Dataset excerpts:
══════════════════════════════

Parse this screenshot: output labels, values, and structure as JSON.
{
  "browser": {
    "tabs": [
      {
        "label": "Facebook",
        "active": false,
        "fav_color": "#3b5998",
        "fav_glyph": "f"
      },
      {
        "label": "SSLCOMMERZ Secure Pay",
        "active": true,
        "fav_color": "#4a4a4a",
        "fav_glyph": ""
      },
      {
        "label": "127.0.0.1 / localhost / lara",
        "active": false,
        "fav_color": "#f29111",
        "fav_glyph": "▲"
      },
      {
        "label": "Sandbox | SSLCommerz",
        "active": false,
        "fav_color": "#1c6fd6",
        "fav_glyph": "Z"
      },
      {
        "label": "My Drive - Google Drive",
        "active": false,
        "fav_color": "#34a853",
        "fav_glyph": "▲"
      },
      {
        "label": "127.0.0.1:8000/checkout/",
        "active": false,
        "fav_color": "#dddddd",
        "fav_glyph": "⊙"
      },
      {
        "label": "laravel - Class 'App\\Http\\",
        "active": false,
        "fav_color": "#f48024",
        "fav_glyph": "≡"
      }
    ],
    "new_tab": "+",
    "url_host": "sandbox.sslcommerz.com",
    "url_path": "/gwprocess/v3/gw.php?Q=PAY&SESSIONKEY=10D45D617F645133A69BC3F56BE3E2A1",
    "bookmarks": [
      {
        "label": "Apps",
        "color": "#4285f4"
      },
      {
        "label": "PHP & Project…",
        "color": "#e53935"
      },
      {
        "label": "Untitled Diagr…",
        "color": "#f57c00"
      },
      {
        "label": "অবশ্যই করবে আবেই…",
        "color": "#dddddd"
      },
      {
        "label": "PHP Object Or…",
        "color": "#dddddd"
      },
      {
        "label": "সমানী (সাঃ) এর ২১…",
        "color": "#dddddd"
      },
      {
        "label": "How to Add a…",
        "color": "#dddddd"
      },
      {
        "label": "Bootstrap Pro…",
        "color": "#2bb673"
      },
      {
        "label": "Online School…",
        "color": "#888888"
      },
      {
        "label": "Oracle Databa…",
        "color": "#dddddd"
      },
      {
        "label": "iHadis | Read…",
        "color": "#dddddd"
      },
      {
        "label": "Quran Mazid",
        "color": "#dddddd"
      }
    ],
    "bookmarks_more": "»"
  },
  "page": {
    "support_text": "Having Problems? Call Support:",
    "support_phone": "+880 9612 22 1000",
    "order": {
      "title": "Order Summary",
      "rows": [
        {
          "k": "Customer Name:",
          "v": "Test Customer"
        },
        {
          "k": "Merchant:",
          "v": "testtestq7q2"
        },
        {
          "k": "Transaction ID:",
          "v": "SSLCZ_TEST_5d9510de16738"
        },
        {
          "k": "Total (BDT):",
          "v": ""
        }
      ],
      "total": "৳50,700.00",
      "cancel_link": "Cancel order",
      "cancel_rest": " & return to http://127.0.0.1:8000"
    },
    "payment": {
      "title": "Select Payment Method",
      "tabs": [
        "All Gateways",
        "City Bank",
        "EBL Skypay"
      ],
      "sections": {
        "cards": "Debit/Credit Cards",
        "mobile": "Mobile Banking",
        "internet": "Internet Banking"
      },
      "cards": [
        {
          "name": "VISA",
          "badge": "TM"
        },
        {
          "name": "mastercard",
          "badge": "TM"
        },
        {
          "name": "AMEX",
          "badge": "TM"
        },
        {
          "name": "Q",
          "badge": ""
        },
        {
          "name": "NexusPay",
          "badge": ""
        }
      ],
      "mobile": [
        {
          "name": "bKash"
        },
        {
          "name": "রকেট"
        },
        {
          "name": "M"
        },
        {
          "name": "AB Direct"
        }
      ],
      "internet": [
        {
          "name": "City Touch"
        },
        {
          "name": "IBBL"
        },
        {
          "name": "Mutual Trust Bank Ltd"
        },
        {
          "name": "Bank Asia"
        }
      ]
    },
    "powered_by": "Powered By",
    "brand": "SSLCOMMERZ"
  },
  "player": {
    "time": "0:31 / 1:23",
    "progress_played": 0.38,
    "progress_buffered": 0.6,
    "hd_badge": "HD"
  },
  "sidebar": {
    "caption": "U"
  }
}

══════════════════════════════

• [The task] Lines that include the word "internet" are to be extracted from the data above.

• [Written solution]
        "internet": "Internet Banking"
      "internet": [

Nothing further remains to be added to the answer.